[Data records]

--- start ---

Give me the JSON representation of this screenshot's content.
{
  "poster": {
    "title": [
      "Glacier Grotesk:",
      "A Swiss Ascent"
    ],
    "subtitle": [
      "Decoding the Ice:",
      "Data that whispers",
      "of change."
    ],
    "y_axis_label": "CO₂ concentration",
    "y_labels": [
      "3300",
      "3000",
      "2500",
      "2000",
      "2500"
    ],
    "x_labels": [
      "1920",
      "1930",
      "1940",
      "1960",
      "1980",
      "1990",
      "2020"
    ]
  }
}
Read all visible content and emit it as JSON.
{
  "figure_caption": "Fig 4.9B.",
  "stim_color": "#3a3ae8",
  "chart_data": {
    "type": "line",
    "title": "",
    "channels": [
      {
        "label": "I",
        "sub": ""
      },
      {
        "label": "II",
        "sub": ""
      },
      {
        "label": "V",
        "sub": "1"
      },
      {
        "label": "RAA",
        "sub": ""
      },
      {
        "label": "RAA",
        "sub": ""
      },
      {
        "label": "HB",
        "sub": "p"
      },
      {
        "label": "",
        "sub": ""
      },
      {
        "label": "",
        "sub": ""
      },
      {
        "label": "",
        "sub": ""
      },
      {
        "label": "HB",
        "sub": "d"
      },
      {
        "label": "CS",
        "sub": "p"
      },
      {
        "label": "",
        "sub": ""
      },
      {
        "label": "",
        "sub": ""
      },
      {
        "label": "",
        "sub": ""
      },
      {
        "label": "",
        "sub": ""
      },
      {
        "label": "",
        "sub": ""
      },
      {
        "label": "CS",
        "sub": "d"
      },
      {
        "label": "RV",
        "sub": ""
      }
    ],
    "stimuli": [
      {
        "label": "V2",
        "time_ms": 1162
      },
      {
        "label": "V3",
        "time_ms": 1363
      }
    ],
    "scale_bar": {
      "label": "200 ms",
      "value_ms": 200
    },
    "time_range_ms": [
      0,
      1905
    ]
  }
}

--- end ---

EXERCISE → Filter the entries above down to the lines containing the word "content".

SOLUTION TO THE EXERCISE →
Give me the JSON representation of this screenshot's content.
Read all visible content and emit it as JSON.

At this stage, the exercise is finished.